Extracted data entries.
━━━━━━━━━━━━━━━━━━━━━━━━━━━━━━

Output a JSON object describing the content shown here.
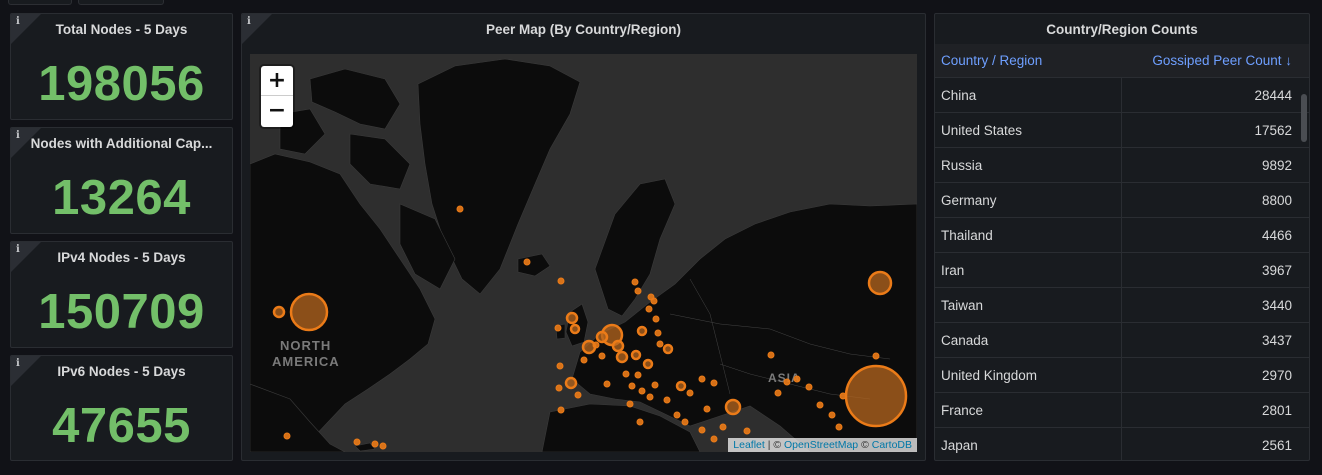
{
  "stats": [
    {
      "title": "Total Nodes - 5 Days",
      "value": "198056"
    },
    {
      "title": "Nodes with Additional Cap...",
      "value": "13264"
    },
    {
      "title": "IPv4 Nodes - 5 Days",
      "value": "150709"
    },
    {
      "title": "IPv6 Nodes - 5 Days",
      "value": "47655"
    }
  ],
  "info_icon": "i",
  "map": {
    "title": "Peer Map (By Country/Region)",
    "zoom_in": "+",
    "zoom_out": "−",
    "labels": {
      "north_america": [
        "NORTH",
        "AMERICA"
      ],
      "asia": "ASIA"
    },
    "attribution": {
      "leaflet": "Leaflet",
      "sep1": " | © ",
      "osm": "OpenStreetMap",
      "sep2": " © ",
      "carto": "CartoDB"
    },
    "marker_color": "#eb7b18"
  },
  "table": {
    "title": "Country/Region Counts",
    "col1": "Country / Region",
    "col2": "Gossiped Peer Count ↓",
    "rows": [
      {
        "country": "China",
        "count": "28444"
      },
      {
        "country": "United States",
        "count": "17562"
      },
      {
        "country": "Russia",
        "count": "9892"
      },
      {
        "country": "Germany",
        "count": "8800"
      },
      {
        "country": "Thailand",
        "count": "4466"
      },
      {
        "country": "Iran",
        "count": "3967"
      },
      {
        "country": "Taiwan",
        "count": "3440"
      },
      {
        "country": "Canada",
        "count": "3437"
      },
      {
        "country": "United Kingdom",
        "count": "2970"
      },
      {
        "country": "France",
        "count": "2801"
      },
      {
        "country": "Japan",
        "count": "2561"
      }
    ]
  }
}
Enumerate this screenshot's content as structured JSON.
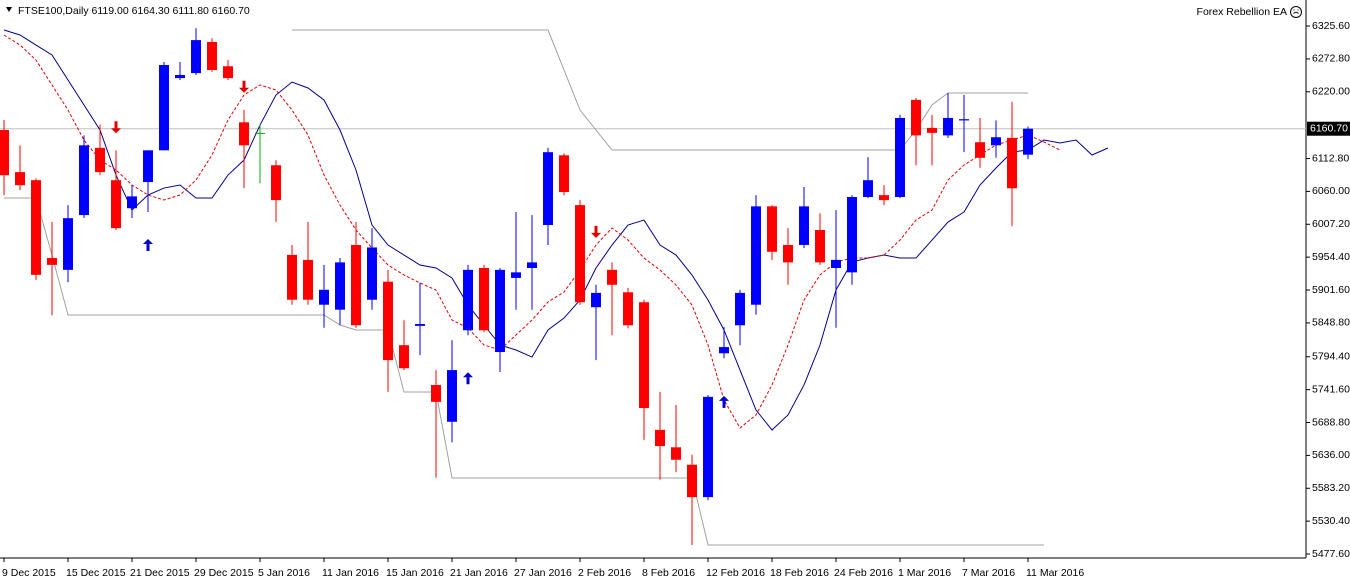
{
  "chart_data": {
    "type": "candlestick",
    "title": "FTSE100,Daily  6119.00 6164.30 6111.80 6160.70",
    "annotations": [
      "Forex Rebellion EA"
    ],
    "categories": [
      "9 Dec 2015",
      null,
      null,
      null,
      "15 Dec 2015",
      null,
      null,
      null,
      "21 Dec 2015",
      null,
      null,
      null,
      "29 Dec 2015",
      null,
      null,
      null,
      "5 Jan 2016",
      null,
      null,
      null,
      "11 Jan 2016",
      null,
      null,
      null,
      "15 Jan 2016",
      null,
      null,
      null,
      "21 Jan 2016",
      null,
      null,
      null,
      "27 Jan 2016",
      null,
      null,
      null,
      "2 Feb 2016",
      null,
      null,
      null,
      "8 Feb 2016",
      null,
      null,
      null,
      "12 Feb 2016",
      null,
      null,
      null,
      "18 Feb 2016",
      null,
      null,
      null,
      "24 Feb 2016",
      null,
      null,
      null,
      "1 Mar 2016",
      null,
      null,
      null,
      "7 Mar 2016",
      null,
      null,
      null,
      "11 Mar 2016",
      null,
      null,
      null,
      null,
      null
    ],
    "open": [
      6158.6,
      6091,
      6078,
      5953,
      5934,
      6022,
      6130,
      6078,
      6033,
      6075,
      6126,
      6242,
      6250,
      6300,
      6261,
      6171,
      6154,
      6102,
      5958,
      5950,
      5878,
      5870,
      5974,
      5886,
      5915,
      5813,
      5844,
      5749,
      5690,
      5837,
      5937,
      5802,
      5921,
      5937,
      6006,
      6118,
      6038,
      5874,
      5934,
      5898,
      5882,
      5677,
      5649,
      5621,
      5569,
      5800,
      5845,
      5878,
      6036,
      5974,
      5974,
      5998,
      5937,
      5930,
      6051,
      6054,
      6051,
      6207,
      6162,
      6150,
      6174,
      6139,
      6134,
      6146,
      6119,
      null,
      null,
      null,
      null,
      null
    ],
    "high": [
      6174.6,
      6134,
      6081,
      6011,
      6038,
      6150,
      6167,
      6126,
      6070,
      6126,
      6268,
      6268,
      6322,
      6306,
      6271,
      6191,
      6167,
      6110,
      5974,
      6011,
      5942,
      5953,
      6011,
      6001,
      5934,
      5853,
      5913,
      5773,
      5821,
      5942,
      5942,
      5937,
      6027,
      6022,
      6130,
      6121,
      6046,
      5910,
      5946,
      5905,
      5886,
      5738,
      5717,
      5637,
      5733,
      5842,
      5902,
      6054,
      6038,
      6001,
      6067,
      6025,
      6030,
      6054,
      6115,
      6070,
      6183,
      6210,
      6183,
      6218,
      6215,
      6178,
      6174,
      6204,
      6164.3,
      null,
      null,
      null,
      null,
      null
    ],
    "low": [
      6054,
      6062,
      5918,
      5861,
      5914,
      6017,
      6086,
      5998,
      6017,
      6027,
      6126,
      6239,
      6247,
      6252,
      6239,
      6065,
      6073,
      6011,
      5878,
      5878,
      5841,
      5845,
      5841,
      5870,
      5738,
      5773,
      5797,
      5600,
      5657,
      5829,
      5834,
      5770,
      5870,
      5870,
      5974,
      6054,
      5878,
      5789,
      5829,
      5840,
      5661,
      5597,
      5609,
      5492,
      5564,
      5792,
      5813,
      5862,
      5950,
      5910,
      5969,
      5942,
      5841,
      5910,
      6049,
      6038,
      6049,
      6102,
      6102,
      6146,
      6123,
      6098,
      6114,
      6004,
      6111.8,
      null,
      null,
      null,
      null,
      null
    ],
    "close": [
      6086,
      6070,
      5926,
      5942,
      6017,
      6134,
      6091,
      6001,
      6052,
      6126,
      6263,
      6247,
      6303,
      6255,
      6242,
      6134,
      6154,
      6046,
      5886,
      5886,
      5902,
      5946,
      5845,
      5970,
      5789,
      5776,
      5847,
      5722,
      5773,
      5934,
      5837,
      5934,
      5930,
      5946,
      6123,
      6059,
      5882,
      5897,
      5910,
      5845,
      5712,
      5651,
      5629,
      5569,
      5730,
      5810,
      5897,
      6036,
      5963,
      5946,
      6036,
      5946,
      5950,
      6051,
      6078,
      6046,
      6178,
      6150,
      6154,
      6178,
      6176,
      6114,
      6147,
      6065,
      6160.7,
      null,
      null,
      null,
      null,
      null
    ],
    "up_color": "#0000ff",
    "down_color": "#ff0000",
    "doji_color": "#00b000",
    "lines": [
      {
        "color": "#00008b",
        "dashed": false,
        "values": [
          6319.2,
          6311.2,
          6295.1,
          6279.1,
          6238.9,
          6198.8,
          6158.6,
          6086.3,
          6030.1,
          6054.2,
          6065.4,
          6070.3,
          6049.4,
          6049.4,
          6086.3,
          6110.4,
          6166.6,
          6214.8,
          6235.7,
          6226.1,
          6206.8,
          6158.6,
          6094.4,
          6006.0,
          5973.9,
          5957.8,
          5941.8,
          5937.0,
          5920.9,
          5877.5,
          5845.4,
          5813.3,
          5805.3,
          5794.0,
          5837.4,
          5856.6,
          5885.6,
          5937.0,
          5973.9,
          6006.0,
          6014.0,
          5973.9,
          5957.8,
          5925.7,
          5885.6,
          5837.4,
          5773.1,
          5708.9,
          5676.8,
          5700.9,
          5749.1,
          5813.3,
          5901.7,
          5946.6,
          5953.0,
          5957.8,
          5953.0,
          5953.0,
          5981.9,
          6010.8,
          6026.9,
          6070.3,
          6097.6,
          6123.3,
          6126.5,
          6142.5,
          6137.7,
          6142.5,
          6118.5,
          6129.7
        ]
      },
      {
        "color": "#e00000",
        "dashed": true,
        "values": [
          6311.2,
          6295.1,
          6271.0,
          6230.9,
          6190.7,
          6142.5,
          6110.4,
          6094.4,
          6070.3,
          6054.2,
          6046.2,
          6054.2,
          6078.3,
          6118.5,
          6174.7,
          6214.8,
          6230.9,
          6222.9,
          6190.7,
          6150.6,
          6086.3,
          6038.1,
          5998.0,
          5969.1,
          5941.8,
          5925.7,
          5912.9,
          5901.6,
          5853.4,
          5840.6,
          5813.3,
          5805.3,
          5829.4,
          5853.4,
          5882.4,
          5898.4,
          5933.8,
          5973.9,
          6001.2,
          5981.9,
          5953.0,
          5933.8,
          5909.7,
          5877.5,
          5813.3,
          5725.0,
          5680.0,
          5700.9,
          5749.1,
          5813.3,
          5885.6,
          5925.7,
          5946.6,
          5953.0,
          5953.0,
          5957.8,
          5981.9,
          6014.0,
          6030.1,
          6078.3,
          6102.4,
          6118.5,
          6134.6,
          6142.5,
          6150.6,
          6139.3,
          6126.5,
          null,
          null,
          null
        ]
      },
      {
        "color": "#a0a0a0",
        "dashed": false,
        "values": [
          6049.4,
          6049.4,
          6049.4,
          5957.8,
          5861.5,
          5861.5,
          5861.5,
          5861.5,
          5861.5,
          5861.5,
          5861.5,
          5861.5,
          5861.5,
          5861.5,
          5861.5,
          5861.5,
          5861.5,
          5861.5,
          5861.5,
          5861.5,
          5861.5,
          5845.4,
          5837.4,
          5837.4,
          5837.4,
          5737.8,
          5737.8,
          5737.8,
          5599.7,
          5599.7,
          5599.7,
          5599.7,
          5599.7,
          5599.7,
          5599.7,
          5599.7,
          5599.7,
          5599.7,
          5599.7,
          5599.7,
          5599.7,
          5599.7,
          5599.7,
          5599.7,
          5492.1,
          5492.1,
          5492.1,
          5492.1,
          5492.1,
          5492.1,
          5492.1,
          5492.1,
          5492.1,
          5492.1,
          5492.1,
          5492.1,
          5492.1,
          5492.1,
          5492.1,
          5492.1,
          5492.1,
          5492.1,
          5492.1,
          5492.1,
          5492.1,
          5492.1,
          null,
          null,
          null,
          null
        ]
      },
      {
        "color": "#a0a0a0",
        "dashed": false,
        "values": [
          null,
          null,
          null,
          null,
          null,
          null,
          null,
          null,
          null,
          null,
          null,
          null,
          null,
          null,
          null,
          null,
          null,
          null,
          6319.2,
          6319.2,
          6319.2,
          6319.2,
          6319.2,
          6319.2,
          6319.2,
          6319.2,
          6319.2,
          6319.2,
          6319.2,
          6319.2,
          6319.2,
          6319.2,
          6319.2,
          6319.2,
          6319.2,
          6255.0,
          6190.7,
          6158.6,
          6126.5,
          6126.5,
          6126.5,
          6126.5,
          6126.5,
          6126.5,
          6126.5,
          6126.5,
          6126.5,
          6126.5,
          6126.5,
          6126.5,
          6126.5,
          6126.5,
          6126.5,
          6126.5,
          6126.5,
          6126.5,
          6126.5,
          6158.6,
          6198.8,
          6218.0,
          6218.0,
          6218.0,
          6218.0,
          6218.0,
          6218.0,
          null,
          null,
          null,
          null,
          null
        ]
      }
    ],
    "signals": {
      "up": [
        {
          "index": 9,
          "value": 5974
        },
        {
          "index": 29,
          "value": 5760
        },
        {
          "index": 45,
          "value": 5722
        }
      ],
      "down": [
        {
          "index": 7,
          "value": 6163
        },
        {
          "index": 15,
          "value": 6228
        },
        {
          "index": 37,
          "value": 5995
        }
      ]
    },
    "current_price": {
      "value": 6160.7,
      "label": "6160.70"
    },
    "ylim": [
      5471.2,
      6361.0
    ],
    "yticks": [
      {
        "value": 6325.6,
        "label": "6325.60"
      },
      {
        "value": 6272.8,
        "label": "6272.80"
      },
      {
        "value": 6220.0,
        "label": "6220.00"
      },
      {
        "value": 6112.8,
        "label": "6112.80"
      },
      {
        "value": 6060.0,
        "label": "6060.00"
      },
      {
        "value": 6007.2,
        "label": "6007.20"
      },
      {
        "value": 5954.4,
        "label": "5954.40"
      },
      {
        "value": 5901.6,
        "label": "5901.60"
      },
      {
        "value": 5848.8,
        "label": "5848.80"
      },
      {
        "value": 5794.4,
        "label": "5794.40"
      },
      {
        "value": 5741.6,
        "label": "5741.60"
      },
      {
        "value": 5688.8,
        "label": "5688.80"
      },
      {
        "value": 5636.0,
        "label": "5636.00"
      },
      {
        "value": 5583.2,
        "label": "5583.20"
      },
      {
        "value": 5530.4,
        "label": "5530.40"
      },
      {
        "value": 5477.6,
        "label": "5477.60"
      }
    ]
  }
}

━━━━━━━━━━━━━━━━━━━━━━━━━━━━━━

Report only the number of lines that hold the word "Peer".

2